++++ TEXT EXCERPT

Mike: I have said on the mailbag before that drafting a running back early isn’t a bad move. Depending on the roster composition and talent level of the running back prospect, drafting one high or in the first round can make sense in some regard. What can be tough with taking one so high is that historically and statistically running backs are most productive during their rookie contract, so when teams sign these backs beyond that initial contract, they are paying for what they were and not what they will become. Will Jerry Jones and company draft a running back again in the first? That goes back to the original statement of it all depends on the roster at the time and talent level of the player. It’s very possible in some people’s opinion that the Cowboys will draft a running back in the first this year. I’m not a fan of that option, but for the front office, if they value the player high enough it could very well happen.

@BrianRayl: Why is everyone calling for/mocking TE or RB in round 1? We have holes in many areas. We need O Line and DT.

Brandon: It’s all about drafting the best player available. The Cowboys have proven to be that way, regardless if they already have depth at a specific position. For instance, Dallas drafted CeeDee Lamb, knowing they had Amari Cooper and Michael Gallup on the roster. Lamb was too good of a player to pass up. Running back and tight end are certainly two positions that go deep in the first round, but if they have someone graded higher at either position over an offensive lineman or defensive tackle, they’ll take them. Three of the top four tight ends might be better pass catchers than any of the wideouts in the class. Bijan Robinson is an all-around back that is more than just running the football. My advice would be to trust what the Cowboys do in the first round because they certainly have the track record to earn some trust.

Mike: Agreed there are many priorities for Dallas this year in the draft. But look at it this way on drafting a tight end in the first. Where did the teams that Travis Kelce, George Kittle and Dallas Goedert finish in the playoffs? These players are arguably the best players at their position. The tight end position is hard to cover in the modern day game and having a talented one can create huge mismatches on offense. We all know how much Dak likes to target his tight ends and taking one that can dominate the middle field and separate tick so many boxes for Dak.

Yes it’s true the players mentioned above were taken in rounds in day two or three of the draft, but taking one this year high in the draft helps reduce the levels of uncertainty of the later-round prospects. None of this though is to say that Jake Ferguson and Peyton Hendershot aren’t good enough in their roles, but both need further development and Dalton Schultz is probably on the move, so why not get that solid tight end to be that safety valve for Dak.

As for drafting a defensive tackle, I would love to see that but the front office just doesn’t value the position high as we’ve seen for many years.

@JessWarren: Are we going to go for a rookie RB in the draft or could we go for a free agent?

++++++++
++++ EXCERPTED DATA

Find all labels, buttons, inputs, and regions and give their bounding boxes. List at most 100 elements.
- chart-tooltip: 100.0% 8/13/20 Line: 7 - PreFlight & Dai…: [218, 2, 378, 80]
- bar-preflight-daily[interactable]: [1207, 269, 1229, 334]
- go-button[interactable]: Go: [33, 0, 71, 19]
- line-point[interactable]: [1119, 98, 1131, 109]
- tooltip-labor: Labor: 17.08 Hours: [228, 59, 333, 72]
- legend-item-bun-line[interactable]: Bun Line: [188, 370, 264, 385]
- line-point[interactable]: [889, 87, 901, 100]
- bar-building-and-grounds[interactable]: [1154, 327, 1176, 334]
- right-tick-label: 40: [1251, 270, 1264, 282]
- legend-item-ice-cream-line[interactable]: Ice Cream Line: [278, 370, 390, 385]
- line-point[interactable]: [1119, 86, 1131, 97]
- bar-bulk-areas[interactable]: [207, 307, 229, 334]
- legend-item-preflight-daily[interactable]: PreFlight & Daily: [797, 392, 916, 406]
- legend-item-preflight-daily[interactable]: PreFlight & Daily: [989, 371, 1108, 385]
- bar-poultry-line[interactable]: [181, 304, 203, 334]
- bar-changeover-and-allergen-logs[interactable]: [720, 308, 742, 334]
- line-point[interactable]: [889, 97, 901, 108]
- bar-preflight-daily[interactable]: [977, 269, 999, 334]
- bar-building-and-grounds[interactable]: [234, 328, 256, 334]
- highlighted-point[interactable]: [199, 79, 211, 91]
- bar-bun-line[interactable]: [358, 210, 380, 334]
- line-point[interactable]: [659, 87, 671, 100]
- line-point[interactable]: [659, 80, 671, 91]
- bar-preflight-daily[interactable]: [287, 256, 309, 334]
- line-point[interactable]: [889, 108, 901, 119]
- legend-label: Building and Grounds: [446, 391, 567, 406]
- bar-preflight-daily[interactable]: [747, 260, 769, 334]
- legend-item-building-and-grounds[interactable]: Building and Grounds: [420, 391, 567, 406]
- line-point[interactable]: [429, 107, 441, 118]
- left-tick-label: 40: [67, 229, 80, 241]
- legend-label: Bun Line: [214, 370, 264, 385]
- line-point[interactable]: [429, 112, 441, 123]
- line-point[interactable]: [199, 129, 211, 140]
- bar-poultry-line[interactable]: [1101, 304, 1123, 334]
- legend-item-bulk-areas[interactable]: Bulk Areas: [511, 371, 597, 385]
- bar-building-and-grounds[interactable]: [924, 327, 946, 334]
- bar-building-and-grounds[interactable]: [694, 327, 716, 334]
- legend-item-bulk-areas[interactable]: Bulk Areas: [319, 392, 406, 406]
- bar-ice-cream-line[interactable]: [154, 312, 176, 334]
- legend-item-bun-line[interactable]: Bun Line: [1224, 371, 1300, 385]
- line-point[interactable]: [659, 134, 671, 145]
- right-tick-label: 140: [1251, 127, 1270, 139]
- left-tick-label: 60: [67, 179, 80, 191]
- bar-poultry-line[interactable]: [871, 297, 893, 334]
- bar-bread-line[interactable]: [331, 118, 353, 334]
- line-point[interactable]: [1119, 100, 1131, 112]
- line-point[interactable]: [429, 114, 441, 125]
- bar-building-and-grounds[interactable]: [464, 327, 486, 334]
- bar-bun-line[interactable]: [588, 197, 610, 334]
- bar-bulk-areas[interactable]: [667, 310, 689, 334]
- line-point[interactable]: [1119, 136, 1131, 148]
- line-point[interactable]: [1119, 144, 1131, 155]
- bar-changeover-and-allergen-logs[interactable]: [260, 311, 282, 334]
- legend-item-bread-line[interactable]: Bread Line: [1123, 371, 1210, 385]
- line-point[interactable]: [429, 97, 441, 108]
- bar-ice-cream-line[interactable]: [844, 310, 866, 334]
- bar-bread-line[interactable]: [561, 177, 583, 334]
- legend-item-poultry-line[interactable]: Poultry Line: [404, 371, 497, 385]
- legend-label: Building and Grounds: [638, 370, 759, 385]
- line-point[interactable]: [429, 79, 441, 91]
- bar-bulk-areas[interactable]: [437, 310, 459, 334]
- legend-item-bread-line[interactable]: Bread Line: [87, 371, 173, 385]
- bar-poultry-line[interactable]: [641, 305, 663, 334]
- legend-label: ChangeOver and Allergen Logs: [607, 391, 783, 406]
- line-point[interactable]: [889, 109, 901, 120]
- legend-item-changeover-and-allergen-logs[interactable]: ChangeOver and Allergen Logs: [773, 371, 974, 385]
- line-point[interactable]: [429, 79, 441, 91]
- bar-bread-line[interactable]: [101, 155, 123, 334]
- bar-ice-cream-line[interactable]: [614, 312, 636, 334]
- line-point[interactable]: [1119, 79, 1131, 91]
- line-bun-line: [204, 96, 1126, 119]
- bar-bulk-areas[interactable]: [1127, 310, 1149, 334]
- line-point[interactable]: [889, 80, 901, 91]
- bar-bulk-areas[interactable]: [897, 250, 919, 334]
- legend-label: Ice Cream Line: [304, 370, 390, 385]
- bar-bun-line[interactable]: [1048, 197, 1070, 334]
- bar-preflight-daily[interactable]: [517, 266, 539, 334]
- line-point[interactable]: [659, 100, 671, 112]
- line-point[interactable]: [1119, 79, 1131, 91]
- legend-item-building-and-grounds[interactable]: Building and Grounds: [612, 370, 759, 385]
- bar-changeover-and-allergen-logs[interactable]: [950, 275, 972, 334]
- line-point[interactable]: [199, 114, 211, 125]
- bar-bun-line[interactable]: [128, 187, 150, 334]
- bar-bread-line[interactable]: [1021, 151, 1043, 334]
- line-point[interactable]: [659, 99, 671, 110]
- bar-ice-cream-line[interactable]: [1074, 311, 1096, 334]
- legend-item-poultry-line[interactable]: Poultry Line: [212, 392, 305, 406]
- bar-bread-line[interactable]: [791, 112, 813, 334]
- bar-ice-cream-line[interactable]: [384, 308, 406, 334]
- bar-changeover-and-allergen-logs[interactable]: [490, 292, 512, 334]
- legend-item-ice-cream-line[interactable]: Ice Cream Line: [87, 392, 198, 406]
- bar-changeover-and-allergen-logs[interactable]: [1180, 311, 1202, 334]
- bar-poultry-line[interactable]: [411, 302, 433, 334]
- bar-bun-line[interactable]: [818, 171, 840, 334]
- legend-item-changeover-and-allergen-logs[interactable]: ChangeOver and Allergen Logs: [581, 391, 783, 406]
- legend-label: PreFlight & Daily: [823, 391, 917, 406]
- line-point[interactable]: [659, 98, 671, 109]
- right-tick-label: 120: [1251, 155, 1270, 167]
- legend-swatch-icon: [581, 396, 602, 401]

++++++++

● TASK TO CARRY OUT
Repeat everything in the Cowboys draft mailbag from "Yes it’s true" down to "valve for Dak.", word for word.

● TASK RESPONSE
Yes it’s true the players mentioned above were taken in rounds in day two or three of the draft, but taking one this year high in the draft helps reduce the levels of uncertainty of the later-round prospects. None of this though is to say that Jake Ferguson and Peyton Hendershot aren’t good enough in their roles, but both need further development and Dalton Schultz is probably on the move, so why not get that solid tight end to be that safety valve for Dak.